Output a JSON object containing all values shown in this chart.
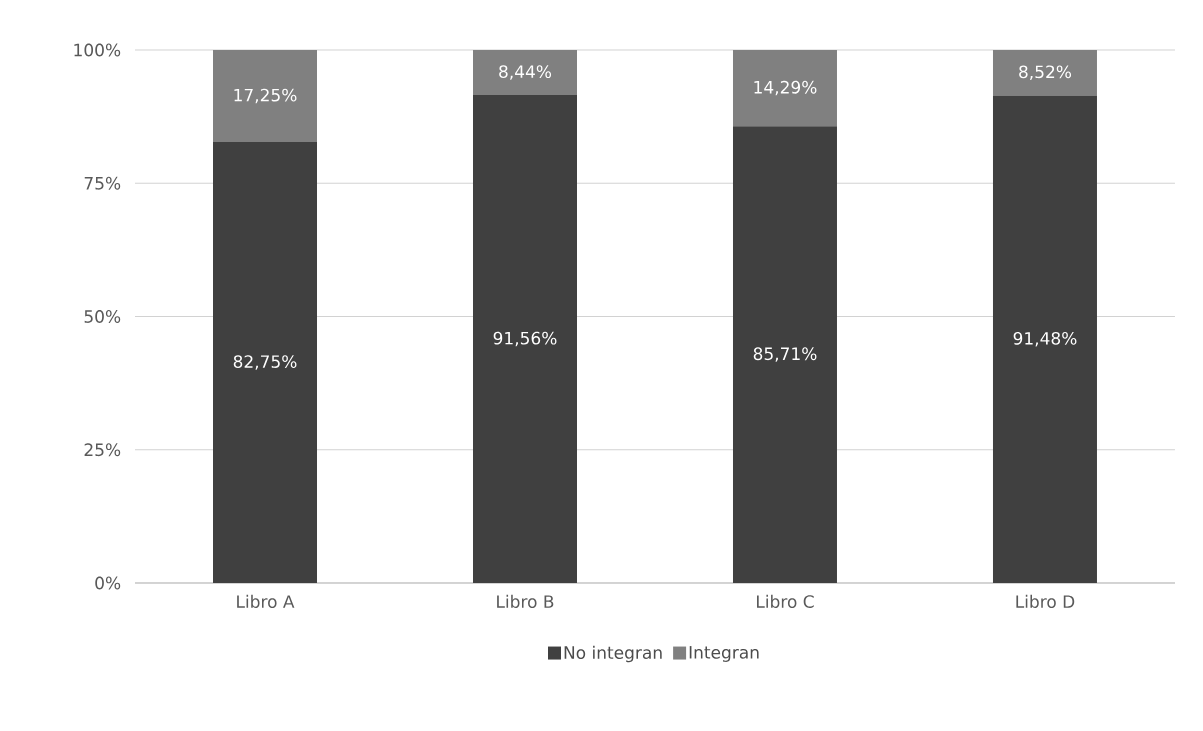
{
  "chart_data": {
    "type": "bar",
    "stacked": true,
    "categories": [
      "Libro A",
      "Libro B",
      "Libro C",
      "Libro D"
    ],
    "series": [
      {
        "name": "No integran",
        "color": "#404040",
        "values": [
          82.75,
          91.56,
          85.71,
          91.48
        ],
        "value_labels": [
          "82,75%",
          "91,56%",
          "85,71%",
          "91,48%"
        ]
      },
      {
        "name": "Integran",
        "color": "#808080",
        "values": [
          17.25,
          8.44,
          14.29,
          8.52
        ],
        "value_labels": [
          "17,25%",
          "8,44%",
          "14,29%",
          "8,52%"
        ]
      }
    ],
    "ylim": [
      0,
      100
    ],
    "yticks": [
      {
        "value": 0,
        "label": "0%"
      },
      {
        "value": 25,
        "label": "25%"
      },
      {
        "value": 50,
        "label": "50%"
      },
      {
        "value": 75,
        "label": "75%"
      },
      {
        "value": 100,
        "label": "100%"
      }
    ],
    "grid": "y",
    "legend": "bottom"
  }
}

## Problem to work on
Extract all the entries word for word; omit any pictures.

## Written response
Output a JSON object containing all values shown in this chart.
{
  "chart_data": {
    "type": "bar",
    "stacked": true,
    "categories": [
      "Libro A",
      "Libro B",
      "Libro C",
      "Libro D"
    ],
    "series": [
      {
        "name": "No integran",
        "color": "#404040",
        "values": [
          82.75,
          91.56,
          85.71,
          91.48
        ],
        "value_labels": [
          "82,75%",
          "91,56%",
          "85,71%",
          "91,48%"
        ]
      },
      {
        "name": "Integran",
        "color": "#808080",
        "values": [
          17.25,
          8.44,
          14.29,
          8.52
        ],
        "value_labels": [
          "17,25%",
          "8,44%",
          "14,29%",
          "8,52%"
        ]
      }
    ],
    "ylim": [
      0,
      100
    ],
    "yticks": [
      {
        "value": 0,
        "label": "0%"
      },
      {
        "value": 25,
        "label": "25%"
      },
      {
        "value": 50,
        "label": "50%"
      },
      {
        "value": 75,
        "label": "75%"
      },
      {
        "value": 100,
        "label": "100%"
      }
    ],
    "grid": "y",
    "legend": "bottom"
  }
}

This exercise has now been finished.